Input rows -
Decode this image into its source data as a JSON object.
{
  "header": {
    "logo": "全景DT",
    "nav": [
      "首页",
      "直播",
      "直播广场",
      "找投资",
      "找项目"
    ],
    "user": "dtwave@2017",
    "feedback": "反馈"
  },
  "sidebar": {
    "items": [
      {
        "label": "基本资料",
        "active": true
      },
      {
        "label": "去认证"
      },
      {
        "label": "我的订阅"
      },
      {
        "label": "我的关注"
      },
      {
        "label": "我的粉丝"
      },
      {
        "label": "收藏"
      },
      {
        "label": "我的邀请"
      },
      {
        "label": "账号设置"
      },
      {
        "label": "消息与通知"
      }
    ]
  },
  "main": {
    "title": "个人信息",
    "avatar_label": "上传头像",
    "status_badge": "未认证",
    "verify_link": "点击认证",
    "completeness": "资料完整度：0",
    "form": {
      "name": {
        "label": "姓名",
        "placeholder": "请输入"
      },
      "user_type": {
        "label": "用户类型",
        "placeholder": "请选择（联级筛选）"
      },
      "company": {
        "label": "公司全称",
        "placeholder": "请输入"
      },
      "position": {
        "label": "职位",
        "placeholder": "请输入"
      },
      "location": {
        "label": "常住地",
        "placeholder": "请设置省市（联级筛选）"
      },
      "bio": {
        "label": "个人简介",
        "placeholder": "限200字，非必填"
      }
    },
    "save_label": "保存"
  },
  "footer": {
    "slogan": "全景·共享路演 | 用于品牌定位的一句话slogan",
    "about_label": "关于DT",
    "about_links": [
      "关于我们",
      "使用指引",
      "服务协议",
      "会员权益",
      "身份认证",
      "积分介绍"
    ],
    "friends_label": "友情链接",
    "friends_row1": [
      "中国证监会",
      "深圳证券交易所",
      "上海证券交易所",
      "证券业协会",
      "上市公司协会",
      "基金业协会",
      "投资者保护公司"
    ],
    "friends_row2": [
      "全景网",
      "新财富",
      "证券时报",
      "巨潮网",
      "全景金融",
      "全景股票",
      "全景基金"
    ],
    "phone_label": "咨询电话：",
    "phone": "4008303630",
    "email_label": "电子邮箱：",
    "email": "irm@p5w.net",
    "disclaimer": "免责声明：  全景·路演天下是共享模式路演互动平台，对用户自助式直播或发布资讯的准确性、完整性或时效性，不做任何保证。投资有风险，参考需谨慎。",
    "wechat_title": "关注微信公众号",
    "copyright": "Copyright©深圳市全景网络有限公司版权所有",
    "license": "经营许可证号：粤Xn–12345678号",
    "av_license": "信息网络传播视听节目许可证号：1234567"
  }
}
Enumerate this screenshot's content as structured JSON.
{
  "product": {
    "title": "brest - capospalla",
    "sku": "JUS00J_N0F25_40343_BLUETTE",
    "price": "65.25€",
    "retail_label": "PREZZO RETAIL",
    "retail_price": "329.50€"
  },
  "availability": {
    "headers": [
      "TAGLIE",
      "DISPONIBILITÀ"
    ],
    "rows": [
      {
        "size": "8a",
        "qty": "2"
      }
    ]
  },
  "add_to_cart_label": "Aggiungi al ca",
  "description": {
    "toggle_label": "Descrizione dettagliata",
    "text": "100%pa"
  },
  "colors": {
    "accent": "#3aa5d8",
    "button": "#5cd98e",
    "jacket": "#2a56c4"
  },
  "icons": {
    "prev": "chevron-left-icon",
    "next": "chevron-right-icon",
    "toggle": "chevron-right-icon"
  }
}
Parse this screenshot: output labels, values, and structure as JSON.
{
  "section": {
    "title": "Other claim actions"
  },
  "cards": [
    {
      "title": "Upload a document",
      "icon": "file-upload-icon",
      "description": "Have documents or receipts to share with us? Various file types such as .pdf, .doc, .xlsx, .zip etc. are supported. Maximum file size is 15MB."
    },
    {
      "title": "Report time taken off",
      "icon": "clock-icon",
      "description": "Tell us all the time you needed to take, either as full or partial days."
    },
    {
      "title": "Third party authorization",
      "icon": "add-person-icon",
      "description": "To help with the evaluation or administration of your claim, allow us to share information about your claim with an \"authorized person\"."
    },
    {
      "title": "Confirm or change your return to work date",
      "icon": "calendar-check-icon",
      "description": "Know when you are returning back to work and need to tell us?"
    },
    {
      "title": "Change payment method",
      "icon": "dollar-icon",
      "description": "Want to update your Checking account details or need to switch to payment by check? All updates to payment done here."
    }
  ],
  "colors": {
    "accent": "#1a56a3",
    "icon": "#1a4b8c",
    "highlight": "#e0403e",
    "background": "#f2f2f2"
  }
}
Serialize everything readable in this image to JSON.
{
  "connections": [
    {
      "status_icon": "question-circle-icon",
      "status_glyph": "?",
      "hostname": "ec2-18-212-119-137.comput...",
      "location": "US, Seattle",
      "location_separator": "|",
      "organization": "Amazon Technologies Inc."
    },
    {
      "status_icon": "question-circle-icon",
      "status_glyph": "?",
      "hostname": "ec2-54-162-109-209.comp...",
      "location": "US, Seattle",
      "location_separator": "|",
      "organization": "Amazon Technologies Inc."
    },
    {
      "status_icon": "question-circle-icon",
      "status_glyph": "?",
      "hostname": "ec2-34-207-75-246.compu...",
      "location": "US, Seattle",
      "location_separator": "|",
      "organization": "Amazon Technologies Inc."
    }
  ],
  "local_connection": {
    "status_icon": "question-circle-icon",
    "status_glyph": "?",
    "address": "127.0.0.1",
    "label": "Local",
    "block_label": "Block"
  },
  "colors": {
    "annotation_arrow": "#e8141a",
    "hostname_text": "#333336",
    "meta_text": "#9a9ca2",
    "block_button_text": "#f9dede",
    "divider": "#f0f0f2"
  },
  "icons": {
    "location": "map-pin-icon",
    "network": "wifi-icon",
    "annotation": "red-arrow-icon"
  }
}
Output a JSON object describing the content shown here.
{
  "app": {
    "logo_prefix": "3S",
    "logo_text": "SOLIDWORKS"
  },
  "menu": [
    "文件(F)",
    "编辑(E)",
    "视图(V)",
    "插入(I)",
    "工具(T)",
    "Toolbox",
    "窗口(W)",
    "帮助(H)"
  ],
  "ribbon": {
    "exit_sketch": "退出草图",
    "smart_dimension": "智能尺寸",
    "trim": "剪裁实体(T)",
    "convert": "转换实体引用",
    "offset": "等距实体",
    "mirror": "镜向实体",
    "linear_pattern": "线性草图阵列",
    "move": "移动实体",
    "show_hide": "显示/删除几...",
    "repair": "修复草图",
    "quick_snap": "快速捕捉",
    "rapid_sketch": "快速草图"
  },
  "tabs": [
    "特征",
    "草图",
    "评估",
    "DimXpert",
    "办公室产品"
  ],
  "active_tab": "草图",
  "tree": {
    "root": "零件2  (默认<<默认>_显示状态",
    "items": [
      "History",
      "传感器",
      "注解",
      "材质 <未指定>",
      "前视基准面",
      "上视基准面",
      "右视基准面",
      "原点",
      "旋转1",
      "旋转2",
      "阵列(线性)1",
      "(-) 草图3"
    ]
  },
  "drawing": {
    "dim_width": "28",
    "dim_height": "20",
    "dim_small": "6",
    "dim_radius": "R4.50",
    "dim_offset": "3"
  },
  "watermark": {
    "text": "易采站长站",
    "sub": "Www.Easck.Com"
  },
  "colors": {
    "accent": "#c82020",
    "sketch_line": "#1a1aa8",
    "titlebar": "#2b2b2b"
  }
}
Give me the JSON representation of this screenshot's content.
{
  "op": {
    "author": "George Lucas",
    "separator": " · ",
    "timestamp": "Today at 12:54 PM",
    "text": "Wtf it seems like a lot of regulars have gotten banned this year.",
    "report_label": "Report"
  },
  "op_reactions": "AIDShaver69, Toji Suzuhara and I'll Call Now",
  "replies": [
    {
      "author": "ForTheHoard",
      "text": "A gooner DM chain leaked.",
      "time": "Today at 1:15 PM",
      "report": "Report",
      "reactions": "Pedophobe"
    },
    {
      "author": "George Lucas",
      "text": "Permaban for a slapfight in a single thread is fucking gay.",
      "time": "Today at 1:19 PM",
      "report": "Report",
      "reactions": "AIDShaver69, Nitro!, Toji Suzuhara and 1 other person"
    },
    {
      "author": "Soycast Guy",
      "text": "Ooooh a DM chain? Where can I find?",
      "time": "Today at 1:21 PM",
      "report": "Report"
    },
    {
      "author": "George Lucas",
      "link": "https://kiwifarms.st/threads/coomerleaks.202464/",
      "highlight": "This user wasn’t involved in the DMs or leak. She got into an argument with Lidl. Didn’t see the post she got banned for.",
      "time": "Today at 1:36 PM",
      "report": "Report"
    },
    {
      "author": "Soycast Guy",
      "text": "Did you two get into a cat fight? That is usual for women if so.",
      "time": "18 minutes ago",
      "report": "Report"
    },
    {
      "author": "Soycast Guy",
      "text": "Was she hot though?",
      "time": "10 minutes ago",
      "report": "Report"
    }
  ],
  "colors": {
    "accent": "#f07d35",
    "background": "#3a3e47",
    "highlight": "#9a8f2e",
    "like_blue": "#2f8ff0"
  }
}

Task requirements - The line containing "Give me the" marks the start; retype it and each line after it through the end of the records above, exactly.

Answer in full -
Give me the JSON representation of this screenshot's content.
{
  "op": {
    "author": "George Lucas",
    "separator": " · ",
    "timestamp": "Today at 12:54 PM",
    "text": "Wtf it seems like a lot of regulars have gotten banned this year.",
    "report_label": "Report"
  },
  "op_reactions": "AIDShaver69, Toji Suzuhara and I'll Call Now",
  "replies": [
    {
      "author": "ForTheHoard",
      "text": "A gooner DM chain leaked.",
      "time": "Today at 1:15 PM",
      "report": "Report",
      "reactions": "Pedophobe"
    },
    {
      "author": "George Lucas",
      "text": "Permaban for a slapfight in a single thread is fucking gay.",
      "time": "Today at 1:19 PM",
      "report": "Report",
      "reactions": "AIDShaver69, Nitro!, Toji Suzuhara and 1 other person"
    },
    {
      "author": "Soycast Guy",
      "text": "Ooooh a DM chain? Where can I find?",
      "time": "Today at 1:21 PM",
      "report": "Report"
    },
    {
      "author": "George Lucas",
      "link": "https://kiwifarms.st/threads/coomerleaks.202464/",
      "highlight": "This user wasn’t involved in the DMs or leak. She got into an argument with Lidl. Didn’t see the post she got banned for.",
      "time": "Today at 1:36 PM",
      "report": "Report"
    },
    {
      "author": "Soycast Guy",
      "text": "Did you two get into a cat fight? That is usual for women if so.",
      "time": "18 minutes ago",
      "report": "Report"
    },
    {
      "author": "Soycast Guy",
      "text": "Was she hot though?",
      "time": "10 minutes ago",
      "report": "Report"
    }
  ],
  "colors": {
    "accent": "#f07d35",
    "background": "#3a3e47",
    "highlight": "#9a8f2e",
    "like_blue": "#2f8ff0"
  }
}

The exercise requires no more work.